_AIM_: Pull out every line below that holds the word "Hill".

_MATERIAL PROVIDED_:
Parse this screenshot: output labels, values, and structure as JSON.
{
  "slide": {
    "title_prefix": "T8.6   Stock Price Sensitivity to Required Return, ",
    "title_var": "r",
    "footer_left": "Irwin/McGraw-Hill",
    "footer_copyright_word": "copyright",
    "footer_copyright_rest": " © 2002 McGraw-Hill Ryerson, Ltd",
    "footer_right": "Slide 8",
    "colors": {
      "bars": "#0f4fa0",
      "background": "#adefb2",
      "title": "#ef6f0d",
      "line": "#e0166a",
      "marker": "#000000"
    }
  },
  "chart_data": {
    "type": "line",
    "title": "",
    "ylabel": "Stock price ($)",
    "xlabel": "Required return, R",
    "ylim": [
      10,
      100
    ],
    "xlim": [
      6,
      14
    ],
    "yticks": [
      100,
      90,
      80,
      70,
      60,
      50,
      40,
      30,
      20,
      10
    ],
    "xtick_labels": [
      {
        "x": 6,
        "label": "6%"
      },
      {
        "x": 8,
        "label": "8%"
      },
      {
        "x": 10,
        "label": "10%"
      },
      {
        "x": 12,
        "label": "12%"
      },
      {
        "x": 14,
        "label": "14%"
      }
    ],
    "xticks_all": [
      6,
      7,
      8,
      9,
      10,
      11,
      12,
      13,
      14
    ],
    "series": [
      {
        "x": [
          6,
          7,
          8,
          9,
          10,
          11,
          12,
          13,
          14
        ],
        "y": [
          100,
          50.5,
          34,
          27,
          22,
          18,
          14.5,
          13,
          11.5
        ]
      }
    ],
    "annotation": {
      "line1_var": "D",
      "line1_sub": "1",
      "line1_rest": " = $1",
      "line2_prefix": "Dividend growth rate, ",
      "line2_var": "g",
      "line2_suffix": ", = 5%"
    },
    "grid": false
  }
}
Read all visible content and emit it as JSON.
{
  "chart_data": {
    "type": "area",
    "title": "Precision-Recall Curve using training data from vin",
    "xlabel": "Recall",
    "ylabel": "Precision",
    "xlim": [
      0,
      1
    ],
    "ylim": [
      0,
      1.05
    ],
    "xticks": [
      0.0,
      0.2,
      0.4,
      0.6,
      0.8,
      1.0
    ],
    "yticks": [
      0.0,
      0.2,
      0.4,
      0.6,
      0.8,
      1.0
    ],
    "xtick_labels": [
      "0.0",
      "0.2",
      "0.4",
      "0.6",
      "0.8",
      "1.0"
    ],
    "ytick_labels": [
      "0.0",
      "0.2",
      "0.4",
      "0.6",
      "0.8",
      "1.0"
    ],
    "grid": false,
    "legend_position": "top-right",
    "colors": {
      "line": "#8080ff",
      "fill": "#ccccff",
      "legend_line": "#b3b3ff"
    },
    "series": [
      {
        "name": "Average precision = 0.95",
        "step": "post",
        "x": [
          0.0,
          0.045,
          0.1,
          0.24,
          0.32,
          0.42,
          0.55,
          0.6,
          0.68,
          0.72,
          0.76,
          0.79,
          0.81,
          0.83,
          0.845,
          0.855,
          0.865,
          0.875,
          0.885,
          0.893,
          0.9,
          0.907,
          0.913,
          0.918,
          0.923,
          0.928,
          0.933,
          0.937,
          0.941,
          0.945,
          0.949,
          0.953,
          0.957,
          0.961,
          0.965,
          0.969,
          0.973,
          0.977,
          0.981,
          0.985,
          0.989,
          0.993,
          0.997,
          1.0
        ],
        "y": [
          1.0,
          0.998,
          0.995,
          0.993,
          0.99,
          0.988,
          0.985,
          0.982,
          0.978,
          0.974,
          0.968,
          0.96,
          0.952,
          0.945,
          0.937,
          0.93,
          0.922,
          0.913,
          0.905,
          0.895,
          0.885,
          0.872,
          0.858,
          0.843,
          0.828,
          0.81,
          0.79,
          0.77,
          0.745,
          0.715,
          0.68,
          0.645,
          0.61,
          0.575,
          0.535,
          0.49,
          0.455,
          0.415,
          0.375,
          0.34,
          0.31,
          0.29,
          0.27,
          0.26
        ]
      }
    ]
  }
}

_RESPONSE FOR THIS EXERCISE_:
    "footer_left": "Irwin/McGraw-Hill",
    "footer_copyright_rest": " © 2002 McGraw-Hill Ryerson, Ltd",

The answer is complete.